• [Work to be completed]:
Answer with one number: the count of lines in the listing below that hold the word "this".

Recorded data
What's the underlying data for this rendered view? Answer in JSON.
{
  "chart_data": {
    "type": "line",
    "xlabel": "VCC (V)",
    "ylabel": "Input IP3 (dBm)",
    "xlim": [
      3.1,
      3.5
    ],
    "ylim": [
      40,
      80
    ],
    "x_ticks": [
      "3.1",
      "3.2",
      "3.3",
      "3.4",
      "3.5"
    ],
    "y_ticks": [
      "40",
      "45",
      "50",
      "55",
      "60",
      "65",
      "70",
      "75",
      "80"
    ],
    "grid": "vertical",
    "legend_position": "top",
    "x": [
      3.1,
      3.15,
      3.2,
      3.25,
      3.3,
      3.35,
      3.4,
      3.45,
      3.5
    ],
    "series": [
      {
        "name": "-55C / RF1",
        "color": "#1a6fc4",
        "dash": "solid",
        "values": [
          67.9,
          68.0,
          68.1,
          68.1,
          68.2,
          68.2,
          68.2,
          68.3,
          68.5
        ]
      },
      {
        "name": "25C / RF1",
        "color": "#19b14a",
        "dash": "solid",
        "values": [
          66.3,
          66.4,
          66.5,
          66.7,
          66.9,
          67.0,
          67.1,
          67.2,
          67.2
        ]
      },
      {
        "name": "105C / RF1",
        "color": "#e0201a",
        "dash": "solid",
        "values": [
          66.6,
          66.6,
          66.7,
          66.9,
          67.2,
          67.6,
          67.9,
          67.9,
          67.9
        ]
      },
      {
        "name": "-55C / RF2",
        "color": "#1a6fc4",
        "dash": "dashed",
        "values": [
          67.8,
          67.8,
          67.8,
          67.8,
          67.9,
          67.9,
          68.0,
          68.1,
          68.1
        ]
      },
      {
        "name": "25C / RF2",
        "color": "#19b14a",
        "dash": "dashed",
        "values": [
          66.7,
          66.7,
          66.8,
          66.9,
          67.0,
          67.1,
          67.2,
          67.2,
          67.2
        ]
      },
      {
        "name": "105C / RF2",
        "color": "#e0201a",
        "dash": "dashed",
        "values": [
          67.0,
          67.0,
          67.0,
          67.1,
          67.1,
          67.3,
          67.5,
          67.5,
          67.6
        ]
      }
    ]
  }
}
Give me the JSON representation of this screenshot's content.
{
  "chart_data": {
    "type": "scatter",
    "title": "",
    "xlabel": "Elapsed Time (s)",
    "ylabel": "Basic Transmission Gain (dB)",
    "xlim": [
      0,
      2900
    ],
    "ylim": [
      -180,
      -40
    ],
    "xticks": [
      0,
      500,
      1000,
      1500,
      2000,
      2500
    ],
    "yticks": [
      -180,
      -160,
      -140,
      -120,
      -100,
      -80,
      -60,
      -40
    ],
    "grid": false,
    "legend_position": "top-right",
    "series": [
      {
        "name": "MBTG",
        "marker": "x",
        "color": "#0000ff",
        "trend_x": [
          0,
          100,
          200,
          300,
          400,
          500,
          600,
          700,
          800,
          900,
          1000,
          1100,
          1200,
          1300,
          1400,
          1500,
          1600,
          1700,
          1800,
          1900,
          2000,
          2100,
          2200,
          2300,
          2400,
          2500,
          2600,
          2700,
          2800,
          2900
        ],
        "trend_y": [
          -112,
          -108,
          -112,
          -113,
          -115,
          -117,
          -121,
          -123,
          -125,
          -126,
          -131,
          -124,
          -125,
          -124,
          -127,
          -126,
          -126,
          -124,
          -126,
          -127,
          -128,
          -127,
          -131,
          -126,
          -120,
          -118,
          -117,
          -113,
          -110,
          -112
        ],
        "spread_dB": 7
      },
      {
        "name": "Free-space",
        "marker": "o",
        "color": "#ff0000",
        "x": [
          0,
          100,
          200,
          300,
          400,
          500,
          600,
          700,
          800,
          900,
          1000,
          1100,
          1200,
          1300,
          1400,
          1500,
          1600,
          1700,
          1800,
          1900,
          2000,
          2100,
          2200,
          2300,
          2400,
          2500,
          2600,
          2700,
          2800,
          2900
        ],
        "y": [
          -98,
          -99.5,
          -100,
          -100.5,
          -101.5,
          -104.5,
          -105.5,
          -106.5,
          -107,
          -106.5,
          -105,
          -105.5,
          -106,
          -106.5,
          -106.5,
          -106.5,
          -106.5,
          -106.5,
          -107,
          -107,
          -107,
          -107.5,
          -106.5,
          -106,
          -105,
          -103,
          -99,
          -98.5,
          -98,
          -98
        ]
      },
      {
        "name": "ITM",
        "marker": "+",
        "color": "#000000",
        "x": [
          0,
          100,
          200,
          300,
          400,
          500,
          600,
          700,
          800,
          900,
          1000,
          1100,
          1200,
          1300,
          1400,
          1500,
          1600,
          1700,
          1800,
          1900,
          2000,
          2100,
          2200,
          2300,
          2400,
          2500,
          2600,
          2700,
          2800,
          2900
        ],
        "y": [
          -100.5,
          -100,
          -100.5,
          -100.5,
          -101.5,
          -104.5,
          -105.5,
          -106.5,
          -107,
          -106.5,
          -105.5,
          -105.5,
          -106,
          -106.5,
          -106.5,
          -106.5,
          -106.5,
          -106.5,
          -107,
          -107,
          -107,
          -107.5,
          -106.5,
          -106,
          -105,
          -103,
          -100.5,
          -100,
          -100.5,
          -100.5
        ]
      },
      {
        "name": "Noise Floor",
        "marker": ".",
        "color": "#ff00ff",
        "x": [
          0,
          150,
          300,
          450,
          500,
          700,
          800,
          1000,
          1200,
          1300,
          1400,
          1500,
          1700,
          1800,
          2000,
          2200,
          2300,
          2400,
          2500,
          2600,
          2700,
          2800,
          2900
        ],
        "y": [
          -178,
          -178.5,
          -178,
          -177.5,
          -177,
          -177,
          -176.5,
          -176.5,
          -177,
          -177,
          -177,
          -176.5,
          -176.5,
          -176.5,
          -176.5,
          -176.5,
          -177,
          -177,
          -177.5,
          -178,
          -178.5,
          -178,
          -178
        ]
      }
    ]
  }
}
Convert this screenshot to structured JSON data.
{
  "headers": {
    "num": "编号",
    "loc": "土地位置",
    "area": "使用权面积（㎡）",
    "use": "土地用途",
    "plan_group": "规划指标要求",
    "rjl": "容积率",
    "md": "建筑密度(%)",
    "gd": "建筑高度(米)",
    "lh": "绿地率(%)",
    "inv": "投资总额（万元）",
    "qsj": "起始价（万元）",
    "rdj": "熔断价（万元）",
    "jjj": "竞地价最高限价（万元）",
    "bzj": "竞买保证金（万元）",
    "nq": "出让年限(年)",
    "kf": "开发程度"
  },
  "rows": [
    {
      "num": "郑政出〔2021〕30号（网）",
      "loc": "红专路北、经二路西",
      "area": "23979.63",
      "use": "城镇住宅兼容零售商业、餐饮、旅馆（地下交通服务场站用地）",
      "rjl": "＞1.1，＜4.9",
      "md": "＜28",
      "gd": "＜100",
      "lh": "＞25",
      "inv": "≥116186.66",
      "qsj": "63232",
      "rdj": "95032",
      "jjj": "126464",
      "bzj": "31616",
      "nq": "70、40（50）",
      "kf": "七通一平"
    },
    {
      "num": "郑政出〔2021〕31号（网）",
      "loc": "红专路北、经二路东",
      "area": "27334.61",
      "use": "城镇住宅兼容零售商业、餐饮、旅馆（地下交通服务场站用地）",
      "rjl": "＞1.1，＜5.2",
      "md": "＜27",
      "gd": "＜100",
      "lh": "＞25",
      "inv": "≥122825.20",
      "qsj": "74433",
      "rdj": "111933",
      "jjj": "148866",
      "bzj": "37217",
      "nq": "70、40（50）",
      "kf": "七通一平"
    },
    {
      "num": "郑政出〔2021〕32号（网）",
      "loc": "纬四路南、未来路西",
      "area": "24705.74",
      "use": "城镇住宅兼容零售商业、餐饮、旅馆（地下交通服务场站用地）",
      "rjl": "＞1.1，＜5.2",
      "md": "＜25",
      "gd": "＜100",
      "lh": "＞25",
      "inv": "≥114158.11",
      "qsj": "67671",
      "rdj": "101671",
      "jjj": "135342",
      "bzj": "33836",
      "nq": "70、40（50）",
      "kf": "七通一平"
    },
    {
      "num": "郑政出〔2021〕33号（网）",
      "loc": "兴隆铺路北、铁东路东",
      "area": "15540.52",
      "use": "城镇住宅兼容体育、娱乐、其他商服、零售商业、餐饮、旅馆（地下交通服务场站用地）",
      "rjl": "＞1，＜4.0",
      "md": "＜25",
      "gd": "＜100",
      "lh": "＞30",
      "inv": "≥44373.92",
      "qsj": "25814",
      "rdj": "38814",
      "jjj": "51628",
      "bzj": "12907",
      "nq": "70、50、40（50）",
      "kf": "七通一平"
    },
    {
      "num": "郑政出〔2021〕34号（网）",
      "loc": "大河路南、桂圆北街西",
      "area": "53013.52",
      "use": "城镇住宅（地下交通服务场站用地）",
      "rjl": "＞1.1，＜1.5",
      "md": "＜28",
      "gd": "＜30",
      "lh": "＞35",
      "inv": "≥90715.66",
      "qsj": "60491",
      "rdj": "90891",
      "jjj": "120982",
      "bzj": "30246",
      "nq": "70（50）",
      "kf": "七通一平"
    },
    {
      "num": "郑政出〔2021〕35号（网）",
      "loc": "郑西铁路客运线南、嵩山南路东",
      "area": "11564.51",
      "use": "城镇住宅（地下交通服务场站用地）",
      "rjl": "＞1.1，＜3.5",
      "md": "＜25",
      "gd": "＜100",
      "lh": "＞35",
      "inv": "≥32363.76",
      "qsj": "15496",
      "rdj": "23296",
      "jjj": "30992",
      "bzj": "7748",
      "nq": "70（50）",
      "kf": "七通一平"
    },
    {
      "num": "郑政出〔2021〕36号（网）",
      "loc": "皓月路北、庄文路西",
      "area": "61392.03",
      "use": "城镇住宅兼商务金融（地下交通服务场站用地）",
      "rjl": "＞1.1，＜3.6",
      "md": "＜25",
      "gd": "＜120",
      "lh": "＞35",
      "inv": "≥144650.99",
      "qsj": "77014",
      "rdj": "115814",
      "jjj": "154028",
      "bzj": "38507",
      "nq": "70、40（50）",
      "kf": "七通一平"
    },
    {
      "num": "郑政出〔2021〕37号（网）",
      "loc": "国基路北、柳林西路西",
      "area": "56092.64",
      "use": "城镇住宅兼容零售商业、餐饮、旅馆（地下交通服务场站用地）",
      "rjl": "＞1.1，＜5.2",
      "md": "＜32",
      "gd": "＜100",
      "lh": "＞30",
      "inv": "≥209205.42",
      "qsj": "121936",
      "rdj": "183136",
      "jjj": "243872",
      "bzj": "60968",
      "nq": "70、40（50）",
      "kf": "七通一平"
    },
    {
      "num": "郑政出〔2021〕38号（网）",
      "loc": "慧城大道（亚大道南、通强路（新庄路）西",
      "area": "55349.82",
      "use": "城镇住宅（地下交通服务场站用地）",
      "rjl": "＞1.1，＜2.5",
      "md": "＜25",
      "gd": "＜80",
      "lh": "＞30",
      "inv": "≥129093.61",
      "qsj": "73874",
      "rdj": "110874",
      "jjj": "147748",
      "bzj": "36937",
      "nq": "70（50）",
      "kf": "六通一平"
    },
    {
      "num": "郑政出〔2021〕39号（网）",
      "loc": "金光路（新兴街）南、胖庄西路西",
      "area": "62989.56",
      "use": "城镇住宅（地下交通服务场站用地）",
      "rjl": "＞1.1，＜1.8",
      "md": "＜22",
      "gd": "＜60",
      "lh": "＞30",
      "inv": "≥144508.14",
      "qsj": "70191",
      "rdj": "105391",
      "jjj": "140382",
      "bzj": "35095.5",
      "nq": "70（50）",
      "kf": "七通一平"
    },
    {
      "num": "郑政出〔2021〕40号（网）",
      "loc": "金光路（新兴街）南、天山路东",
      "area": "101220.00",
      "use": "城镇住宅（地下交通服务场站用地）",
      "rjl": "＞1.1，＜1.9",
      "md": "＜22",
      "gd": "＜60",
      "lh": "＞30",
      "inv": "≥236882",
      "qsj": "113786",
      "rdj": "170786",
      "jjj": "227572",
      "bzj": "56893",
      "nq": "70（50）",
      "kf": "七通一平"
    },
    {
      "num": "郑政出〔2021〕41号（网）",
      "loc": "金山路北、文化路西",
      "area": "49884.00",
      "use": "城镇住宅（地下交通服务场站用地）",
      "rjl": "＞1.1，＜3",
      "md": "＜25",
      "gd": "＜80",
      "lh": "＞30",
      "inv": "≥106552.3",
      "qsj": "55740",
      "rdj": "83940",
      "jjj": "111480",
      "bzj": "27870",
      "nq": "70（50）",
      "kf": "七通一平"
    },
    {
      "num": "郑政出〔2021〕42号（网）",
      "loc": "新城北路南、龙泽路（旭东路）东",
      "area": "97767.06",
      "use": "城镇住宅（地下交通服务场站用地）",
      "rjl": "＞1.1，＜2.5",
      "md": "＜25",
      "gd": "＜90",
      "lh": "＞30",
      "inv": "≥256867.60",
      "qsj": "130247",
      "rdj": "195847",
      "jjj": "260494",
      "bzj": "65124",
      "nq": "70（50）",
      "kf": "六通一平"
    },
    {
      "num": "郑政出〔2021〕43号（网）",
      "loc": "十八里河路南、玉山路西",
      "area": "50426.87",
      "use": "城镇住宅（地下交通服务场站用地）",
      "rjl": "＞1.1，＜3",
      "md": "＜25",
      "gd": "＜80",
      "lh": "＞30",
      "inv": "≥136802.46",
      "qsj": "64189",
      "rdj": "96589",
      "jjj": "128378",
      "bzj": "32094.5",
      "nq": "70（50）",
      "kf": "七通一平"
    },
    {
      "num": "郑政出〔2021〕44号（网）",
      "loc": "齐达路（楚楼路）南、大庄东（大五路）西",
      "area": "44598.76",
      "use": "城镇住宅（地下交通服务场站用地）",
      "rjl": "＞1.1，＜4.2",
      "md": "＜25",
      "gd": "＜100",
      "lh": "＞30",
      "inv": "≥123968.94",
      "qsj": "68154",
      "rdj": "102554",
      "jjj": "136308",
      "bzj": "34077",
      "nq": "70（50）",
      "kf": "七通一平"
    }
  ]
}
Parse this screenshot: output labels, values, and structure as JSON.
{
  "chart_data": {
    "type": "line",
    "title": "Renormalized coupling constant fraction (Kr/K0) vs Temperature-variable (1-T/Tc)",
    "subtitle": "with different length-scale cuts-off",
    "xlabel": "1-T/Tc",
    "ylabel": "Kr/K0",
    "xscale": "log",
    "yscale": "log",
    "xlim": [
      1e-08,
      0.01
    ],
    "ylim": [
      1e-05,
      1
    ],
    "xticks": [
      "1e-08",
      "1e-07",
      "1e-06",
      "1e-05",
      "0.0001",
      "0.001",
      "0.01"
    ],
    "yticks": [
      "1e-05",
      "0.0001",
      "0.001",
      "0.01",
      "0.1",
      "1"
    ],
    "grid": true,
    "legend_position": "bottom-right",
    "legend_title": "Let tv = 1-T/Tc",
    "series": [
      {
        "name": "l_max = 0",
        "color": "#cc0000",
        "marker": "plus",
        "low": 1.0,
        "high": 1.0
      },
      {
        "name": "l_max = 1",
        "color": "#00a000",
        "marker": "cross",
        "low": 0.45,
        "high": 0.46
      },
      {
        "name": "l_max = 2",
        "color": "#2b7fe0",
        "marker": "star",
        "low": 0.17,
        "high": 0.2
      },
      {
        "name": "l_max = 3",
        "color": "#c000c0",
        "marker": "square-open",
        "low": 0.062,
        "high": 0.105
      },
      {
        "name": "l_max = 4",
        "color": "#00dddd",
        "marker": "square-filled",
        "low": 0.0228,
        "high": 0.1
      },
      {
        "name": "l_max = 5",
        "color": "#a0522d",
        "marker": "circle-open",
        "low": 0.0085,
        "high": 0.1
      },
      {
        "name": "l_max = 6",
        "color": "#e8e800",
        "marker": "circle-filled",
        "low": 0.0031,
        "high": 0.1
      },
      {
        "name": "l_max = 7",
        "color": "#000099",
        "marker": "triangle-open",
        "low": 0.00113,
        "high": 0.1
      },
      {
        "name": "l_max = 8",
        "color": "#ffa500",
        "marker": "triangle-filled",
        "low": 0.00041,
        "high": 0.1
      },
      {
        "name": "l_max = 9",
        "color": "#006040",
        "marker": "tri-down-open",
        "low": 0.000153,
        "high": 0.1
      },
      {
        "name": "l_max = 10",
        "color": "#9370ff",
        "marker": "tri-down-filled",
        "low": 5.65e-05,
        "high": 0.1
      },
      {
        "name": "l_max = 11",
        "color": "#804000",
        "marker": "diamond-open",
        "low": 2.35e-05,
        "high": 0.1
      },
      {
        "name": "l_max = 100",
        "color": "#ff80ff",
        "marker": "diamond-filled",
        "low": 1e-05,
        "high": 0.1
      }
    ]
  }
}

• [The reply]:
4